What to do: Each entry must be reproduced precisely as it stands.

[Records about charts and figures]

>>

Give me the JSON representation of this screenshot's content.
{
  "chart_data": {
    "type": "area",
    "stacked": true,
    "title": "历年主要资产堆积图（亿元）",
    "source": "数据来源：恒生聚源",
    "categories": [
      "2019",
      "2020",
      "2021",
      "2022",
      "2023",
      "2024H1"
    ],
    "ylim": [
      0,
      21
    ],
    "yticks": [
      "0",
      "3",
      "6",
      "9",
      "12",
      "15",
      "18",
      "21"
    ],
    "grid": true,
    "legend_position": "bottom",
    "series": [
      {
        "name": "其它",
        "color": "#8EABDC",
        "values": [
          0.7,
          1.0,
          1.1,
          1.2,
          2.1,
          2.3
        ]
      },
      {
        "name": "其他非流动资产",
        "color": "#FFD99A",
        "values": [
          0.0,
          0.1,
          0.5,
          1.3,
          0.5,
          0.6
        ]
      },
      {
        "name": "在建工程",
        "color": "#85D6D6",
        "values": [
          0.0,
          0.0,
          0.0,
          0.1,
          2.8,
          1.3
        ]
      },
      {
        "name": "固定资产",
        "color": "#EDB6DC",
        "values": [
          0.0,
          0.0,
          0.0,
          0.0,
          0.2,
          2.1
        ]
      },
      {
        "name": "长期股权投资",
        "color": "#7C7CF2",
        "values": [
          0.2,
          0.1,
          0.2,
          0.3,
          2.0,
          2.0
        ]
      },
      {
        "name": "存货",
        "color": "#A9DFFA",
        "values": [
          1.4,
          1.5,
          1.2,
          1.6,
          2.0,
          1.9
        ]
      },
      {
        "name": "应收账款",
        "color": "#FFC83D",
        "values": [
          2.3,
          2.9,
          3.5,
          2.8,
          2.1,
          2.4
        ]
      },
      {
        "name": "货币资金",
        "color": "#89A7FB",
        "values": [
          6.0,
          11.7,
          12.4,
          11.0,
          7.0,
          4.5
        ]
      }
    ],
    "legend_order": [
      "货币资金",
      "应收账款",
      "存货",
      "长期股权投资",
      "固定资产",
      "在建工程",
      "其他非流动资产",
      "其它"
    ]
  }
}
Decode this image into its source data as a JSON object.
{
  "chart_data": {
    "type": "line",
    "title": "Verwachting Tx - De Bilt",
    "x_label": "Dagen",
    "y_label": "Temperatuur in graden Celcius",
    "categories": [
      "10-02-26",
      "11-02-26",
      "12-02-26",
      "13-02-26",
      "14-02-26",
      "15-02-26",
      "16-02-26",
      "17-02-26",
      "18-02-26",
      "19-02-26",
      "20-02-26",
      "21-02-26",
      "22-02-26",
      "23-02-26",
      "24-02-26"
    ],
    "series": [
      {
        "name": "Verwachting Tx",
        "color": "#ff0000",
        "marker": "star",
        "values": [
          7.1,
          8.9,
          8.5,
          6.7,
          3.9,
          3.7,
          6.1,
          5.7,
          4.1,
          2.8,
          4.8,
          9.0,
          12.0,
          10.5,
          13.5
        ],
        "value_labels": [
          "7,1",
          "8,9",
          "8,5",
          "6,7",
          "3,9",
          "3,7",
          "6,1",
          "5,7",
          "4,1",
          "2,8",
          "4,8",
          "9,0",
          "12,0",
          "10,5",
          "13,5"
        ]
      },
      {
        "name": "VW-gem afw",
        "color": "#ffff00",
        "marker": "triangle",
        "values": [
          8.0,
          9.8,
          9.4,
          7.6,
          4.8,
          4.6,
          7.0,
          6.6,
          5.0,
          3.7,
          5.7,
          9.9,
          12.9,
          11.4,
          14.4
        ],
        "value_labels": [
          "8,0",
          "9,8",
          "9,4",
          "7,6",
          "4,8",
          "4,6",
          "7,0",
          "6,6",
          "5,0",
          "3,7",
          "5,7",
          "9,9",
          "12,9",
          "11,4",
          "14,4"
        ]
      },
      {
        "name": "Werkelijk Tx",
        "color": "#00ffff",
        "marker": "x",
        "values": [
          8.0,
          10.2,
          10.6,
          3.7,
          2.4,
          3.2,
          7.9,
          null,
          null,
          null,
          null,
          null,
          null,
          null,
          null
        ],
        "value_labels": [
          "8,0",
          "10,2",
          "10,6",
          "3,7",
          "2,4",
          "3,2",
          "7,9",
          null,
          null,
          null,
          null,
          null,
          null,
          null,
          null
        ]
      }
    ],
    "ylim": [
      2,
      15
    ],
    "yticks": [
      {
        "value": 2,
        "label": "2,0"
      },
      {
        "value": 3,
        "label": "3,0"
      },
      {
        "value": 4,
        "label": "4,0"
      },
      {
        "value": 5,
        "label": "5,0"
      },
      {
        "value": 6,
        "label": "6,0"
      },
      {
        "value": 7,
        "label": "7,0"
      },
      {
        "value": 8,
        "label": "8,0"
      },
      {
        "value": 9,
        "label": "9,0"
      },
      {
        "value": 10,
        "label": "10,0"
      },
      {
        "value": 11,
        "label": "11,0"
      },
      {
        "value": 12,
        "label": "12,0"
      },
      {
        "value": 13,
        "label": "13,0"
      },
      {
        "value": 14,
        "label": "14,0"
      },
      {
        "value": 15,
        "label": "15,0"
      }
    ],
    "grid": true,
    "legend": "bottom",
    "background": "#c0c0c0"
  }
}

<<

Output:
Give me the JSON representation of this screenshot's content.
{
  "chart_data": {
    "type": "area",
    "stacked": true,
    "title": "历年主要资产堆积图（亿元）",
    "source": "数据来源：恒生聚源",
    "categories": [
      "2019",
      "2020",
      "2021",
      "2022",
      "2023",
      "2024H1"
    ],
    "ylim": [
      0,
      21
    ],
    "yticks": [
      "0",
      "3",
      "6",
      "9",
      "12",
      "15",
      "18",
      "21"
    ],
    "grid": true,
    "legend_position": "bottom",
    "series": [
      {
        "name": "其它",
        "color": "#8EABDC",
        "values": [
          0.7,
          1.0,
          1.1,
          1.2,
          2.1,
          2.3
        ]
      },
      {
        "name": "其他非流动资产",
        "color": "#FFD99A",
        "values": [
          0.0,
          0.1,
          0.5,
          1.3,
          0.5,
          0.6
        ]
      },
      {
        "name": "在建工程",
        "color": "#85D6D6",
        "values": [
          0.0,
          0.0,
          0.0,
          0.1,
          2.8,
          1.3
        ]
      },
      {
        "name": "固定资产",
        "color": "#EDB6DC",
        "values": [
          0.0,
          0.0,
          0.0,
          0.0,
          0.2,
          2.1
        ]
      },
      {
        "name": "长期股权投资",
        "color": "#7C7CF2",
        "values": [
          0.2,
          0.1,
          0.2,
          0.3,
          2.0,
          2.0
        ]
      },
      {
        "name": "存货",
        "color": "#A9DFFA",
        "values": [
          1.4,
          1.5,
          1.2,
          1.6,
          2.0,
          1.9
        ]
      },
      {
        "name": "应收账款",
        "color": "#FFC83D",
        "values": [
          2.3,
          2.9,
          3.5,
          2.8,
          2.1,
          2.4
        ]
      },
      {
        "name": "货币资金",
        "color": "#89A7FB",
        "values": [
          6.0,
          11.7,
          12.4,
          11.0,
          7.0,
          4.5
        ]
      }
    ],
    "legend_order": [
      "货币资金",
      "应收账款",
      "存货",
      "长期股权投资",
      "固定资产",
      "在建工程",
      "其他非流动资产",
      "其它"
    ]
  }
}
Decode this image into its source data as a JSON object.
{
  "chart_data": {
    "type": "line",
    "title": "Verwachting Tx - De Bilt",
    "x_label": "Dagen",
    "y_label": "Temperatuur in graden Celcius",
    "categories": [
      "10-02-26",
      "11-02-26",
      "12-02-26",
      "13-02-26",
      "14-02-26",
      "15-02-26",
      "16-02-26",
      "17-02-26",
      "18-02-26",
      "19-02-26",
      "20-02-26",
      "21-02-26",
      "22-02-26",
      "23-02-26",
      "24-02-26"
    ],
    "series": [
      {
        "name": "Verwachting Tx",
        "color": "#ff0000",
        "marker": "star",
        "values": [
          7.1,
          8.9,
          8.5,
          6.7,
          3.9,
          3.7,
          6.1,
          5.7,
          4.1,
          2.8,
          4.8,
          9.0,
          12.0,
          10.5,
          13.5
        ],
        "value_labels": [
          "7,1",
          "8,9",
          "8,5",
          "6,7",
          "3,9",
          "3,7",
          "6,1",
          "5,7",
          "4,1",
          "2,8",
          "4,8",
          "9,0",
          "12,0",
          "10,5",
          "13,5"
        ]
      },
      {
        "name": "VW-gem afw",
        "color": "#ffff00",
        "marker": "triangle",
        "values": [
          8.0,
          9.8,
          9.4,
          7.6,
          4.8,
          4.6,
          7.0,
          6.6,
          5.0,
          3.7,
          5.7,
          9.9,
          12.9,
          11.4,
          14.4
        ],
        "value_labels": [
          "8,0",
          "9,8",
          "9,4",
          "7,6",
          "4,8",
          "4,6",
          "7,0",
          "6,6",
          "5,0",
          "3,7",
          "5,7",
          "9,9",
          "12,9",
          "11,4",
          "14,4"
        ]
      },
      {
        "name": "Werkelijk Tx",
        "color": "#00ffff",
        "marker": "x",
        "values": [
          8.0,
          10.2,
          10.6,
          3.7,
          2.4,
          3.2,
          7.9,
          null,
          null,
          null,
          null,
          null,
          null,
          null,
          null
        ],
        "value_labels": [
          "8,0",
          "10,2",
          "10,6",
          "3,7",
          "2,4",
          "3,2",
          "7,9",
          null,
          null,
          null,
          null,
          null,
          null,
          null,
          null
        ]
      }
    ],
    "ylim": [
      2,
      15
    ],
    "yticks": [
      {
        "value": 2,
        "label": "2,0"
      },
      {
        "value": 3,
        "label": "3,0"
      },
      {
        "value": 4,
        "label": "4,0"
      },
      {
        "value": 5,
        "label": "5,0"
      },
      {
        "value": 6,
        "label": "6,0"
      },
      {
        "value": 7,
        "label": "7,0"
      },
      {
        "value": 8,
        "label": "8,0"
      },
      {
        "value": 9,
        "label": "9,0"
      },
      {
        "value": 10,
        "label": "10,0"
      },
      {
        "value": 11,
        "label": "11,0"
      },
      {
        "value": 12,
        "label": "12,0"
      },
      {
        "value": 13,
        "label": "13,0"
      },
      {
        "value": 14,
        "label": "14,0"
      },
      {
        "value": 15,
        "label": "15,0"
      }
    ],
    "grid": true,
    "legend": "bottom",
    "background": "#c0c0c0"
  }
}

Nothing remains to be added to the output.